:: Extracted material

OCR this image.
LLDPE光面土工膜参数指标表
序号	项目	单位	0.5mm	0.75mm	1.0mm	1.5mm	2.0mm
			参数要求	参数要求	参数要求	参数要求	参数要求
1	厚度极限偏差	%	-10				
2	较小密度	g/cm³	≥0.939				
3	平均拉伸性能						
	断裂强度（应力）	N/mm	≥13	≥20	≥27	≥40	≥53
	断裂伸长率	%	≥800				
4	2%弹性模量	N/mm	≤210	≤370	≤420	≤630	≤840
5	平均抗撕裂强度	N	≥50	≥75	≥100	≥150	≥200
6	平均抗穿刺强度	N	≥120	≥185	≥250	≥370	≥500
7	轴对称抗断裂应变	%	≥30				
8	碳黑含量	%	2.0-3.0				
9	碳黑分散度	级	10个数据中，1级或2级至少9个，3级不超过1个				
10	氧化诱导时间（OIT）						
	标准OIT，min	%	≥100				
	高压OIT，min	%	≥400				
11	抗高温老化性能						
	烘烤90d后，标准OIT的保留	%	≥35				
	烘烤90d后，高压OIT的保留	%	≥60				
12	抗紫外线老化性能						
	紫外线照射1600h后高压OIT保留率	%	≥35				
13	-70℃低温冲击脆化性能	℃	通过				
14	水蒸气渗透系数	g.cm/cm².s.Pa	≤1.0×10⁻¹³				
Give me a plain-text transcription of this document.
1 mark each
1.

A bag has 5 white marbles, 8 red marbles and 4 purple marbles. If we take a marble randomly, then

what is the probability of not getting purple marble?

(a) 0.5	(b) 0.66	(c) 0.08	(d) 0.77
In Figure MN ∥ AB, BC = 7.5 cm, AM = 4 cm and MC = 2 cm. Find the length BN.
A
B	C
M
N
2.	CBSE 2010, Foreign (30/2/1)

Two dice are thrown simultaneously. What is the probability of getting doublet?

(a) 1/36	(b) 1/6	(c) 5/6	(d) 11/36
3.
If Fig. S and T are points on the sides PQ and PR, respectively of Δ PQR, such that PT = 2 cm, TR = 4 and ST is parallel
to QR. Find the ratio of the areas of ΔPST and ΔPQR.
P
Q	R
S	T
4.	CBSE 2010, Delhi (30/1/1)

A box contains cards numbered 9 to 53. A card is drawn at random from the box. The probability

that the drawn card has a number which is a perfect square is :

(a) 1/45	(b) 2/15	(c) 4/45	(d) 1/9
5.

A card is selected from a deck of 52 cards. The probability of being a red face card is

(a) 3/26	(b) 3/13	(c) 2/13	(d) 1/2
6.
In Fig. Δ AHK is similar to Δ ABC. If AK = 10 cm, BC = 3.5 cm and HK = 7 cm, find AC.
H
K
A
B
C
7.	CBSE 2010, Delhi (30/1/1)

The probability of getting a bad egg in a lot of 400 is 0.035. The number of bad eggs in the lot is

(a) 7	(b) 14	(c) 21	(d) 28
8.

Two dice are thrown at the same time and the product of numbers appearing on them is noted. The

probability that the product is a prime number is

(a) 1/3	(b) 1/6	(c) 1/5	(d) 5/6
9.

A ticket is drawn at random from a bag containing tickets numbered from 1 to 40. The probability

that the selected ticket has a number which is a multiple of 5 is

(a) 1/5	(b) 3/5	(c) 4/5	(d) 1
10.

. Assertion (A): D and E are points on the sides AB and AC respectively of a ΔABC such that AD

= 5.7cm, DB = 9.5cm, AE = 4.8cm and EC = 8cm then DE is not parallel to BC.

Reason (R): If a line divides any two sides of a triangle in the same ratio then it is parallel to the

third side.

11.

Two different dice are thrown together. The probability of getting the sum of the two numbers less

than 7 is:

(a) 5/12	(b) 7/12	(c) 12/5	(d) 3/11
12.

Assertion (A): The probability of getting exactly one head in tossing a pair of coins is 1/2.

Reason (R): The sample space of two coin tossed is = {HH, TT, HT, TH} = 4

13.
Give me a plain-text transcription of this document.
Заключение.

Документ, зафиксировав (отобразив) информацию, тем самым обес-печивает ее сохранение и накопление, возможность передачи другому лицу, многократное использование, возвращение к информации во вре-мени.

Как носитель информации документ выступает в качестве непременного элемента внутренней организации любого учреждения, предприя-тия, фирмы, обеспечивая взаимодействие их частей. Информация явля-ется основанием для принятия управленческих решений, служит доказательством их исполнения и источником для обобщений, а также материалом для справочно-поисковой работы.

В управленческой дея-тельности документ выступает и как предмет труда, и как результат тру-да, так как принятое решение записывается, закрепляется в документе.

::::

Copy all of the data exactly.

Solution →
OCR this image.
LLDPE光面土工膜参数指标表
序号	项目	单位	0.5mm	0.75mm	1.0mm	1.5mm	2.0mm
			参数要求	参数要求	参数要求	参数要求	参数要求
1	厚度极限偏差	%	-10				
2	较小密度	g/cm³	≥0.939				
3	平均拉伸性能						
	断裂强度（应力）	N/mm	≥13	≥20	≥27	≥40	≥53
	断裂伸长率	%	≥800				
4	2%弹性模量	N/mm	≤210	≤370	≤420	≤630	≤840
5	平均抗撕裂强度	N	≥50	≥75	≥100	≥150	≥200
6	平均抗穿刺强度	N	≥120	≥185	≥250	≥370	≥500
7	轴对称抗断裂应变	%	≥30				
8	碳黑含量	%	2.0-3.0				
9	碳黑分散度	级	10个数据中，1级或2级至少9个，3级不超过1个				
10	氧化诱导时间（OIT）						
	标准OIT，min	%	≥100				
	高压OIT，min	%	≥400				
11	抗高温老化性能						
	烘烤90d后，标准OIT的保留	%	≥35				
	烘烤90d后，高压OIT的保留	%	≥60				
12	抗紫外线老化性能						
	紫外线照射1600h后高压OIT保留率	%	≥35				
13	-70℃低温冲击脆化性能	℃	通过				
14	水蒸气渗透系数	g.cm/cm².s.Pa	≤1.0×10⁻¹³				
Give me a plain-text transcription of this document.
1 mark each
1.

A bag has 5 white marbles, 8 red marbles and 4 purple marbles. If we take a marble randomly, then

what is the probability of not getting purple marble?

(a) 0.5	(b) 0.66	(c) 0.08	(d) 0.77
In Figure MN ∥ AB, BC = 7.5 cm, AM = 4 cm and MC = 2 cm. Find the length BN.
A
B	C
M
N
2.	CBSE 2010, Foreign (30/2/1)

Two dice are thrown simultaneously. What is the probability of getting doublet?

(a) 1/36	(b) 1/6	(c) 5/6	(d) 11/36
3.
If Fig. S and T are points on the sides PQ and PR, respectively of Δ PQR, such that PT = 2 cm, TR = 4 and ST is parallel
to QR. Find the ratio of the areas of ΔPST and ΔPQR.
P
Q	R
S	T
4.	CBSE 2010, Delhi (30/1/1)

A box contains cards numbered 9 to 53. A card is drawn at random from the box. The probability

that the drawn card has a number which is a perfect square is :

(a) 1/45	(b) 2/15	(c) 4/45	(d) 1/9
5.

A card is selected from a deck of 52 cards. The probability of being a red face card is

(a) 3/26	(b) 3/13	(c) 2/13	(d) 1/2
6.
In Fig. Δ AHK is similar to Δ ABC. If AK = 10 cm, BC = 3.5 cm and HK = 7 cm, find AC.
H
K
A
B
C
7.	CBSE 2010, Delhi (30/1/1)

The probability of getting a bad egg in a lot of 400 is 0.035. The number of bad eggs in the lot is

(a) 7	(b) 14	(c) 21	(d) 28
8.

Two dice are thrown at the same time and the product of numbers appearing on them is noted. The

probability that the product is a prime number is

(a) 1/3	(b) 1/6	(c) 1/5	(d) 5/6
9.

A ticket is drawn at random from a bag containing tickets numbered from 1 to 40. The probability

that the selected ticket has a number which is a multiple of 5 is

(a) 1/5	(b) 3/5	(c) 4/5	(d) 1
10.

. Assertion (A): D and E are points on the sides AB and AC respectively of a ΔABC such that AD

= 5.7cm, DB = 9.5cm, AE = 4.8cm and EC = 8cm then DE is not parallel to BC.

Reason (R): If a line divides any two sides of a triangle in the same ratio then it is parallel to the

third side.

11.

Two different dice are thrown together. The probability of getting the sum of the two numbers less

than 7 is:

(a) 5/12	(b) 7/12	(c) 12/5	(d) 3/11
12.

Assertion (A): The probability of getting exactly one head in tossing a pair of coins is 1/2.

Reason (R): The sample space of two coin tossed is = {HH, TT, HT, TH} = 4

13.
Give me a plain-text transcription of this document.
Заключение.

Документ, зафиксировав (отобразив) информацию, тем самым обес-печивает ее сохранение и накопление, возможность передачи другому лицу, многократное использование, возвращение к информации во вре-мени.

Как носитель информации документ выступает в качестве непременного элемента внутренней организации любого учреждения, предприя-тия, фирмы, обеспечивая взаимодействие их частей. Информация явля-ется основанием для принятия управленческих решений, служит доказательством их исполнения и источником для обобщений, а также материалом для справочно-поисковой работы.

В управленческой дея-тельности документ выступает и как предмет труда, и как результат тру-да, так как принятое решение записывается, закрепляется в документе.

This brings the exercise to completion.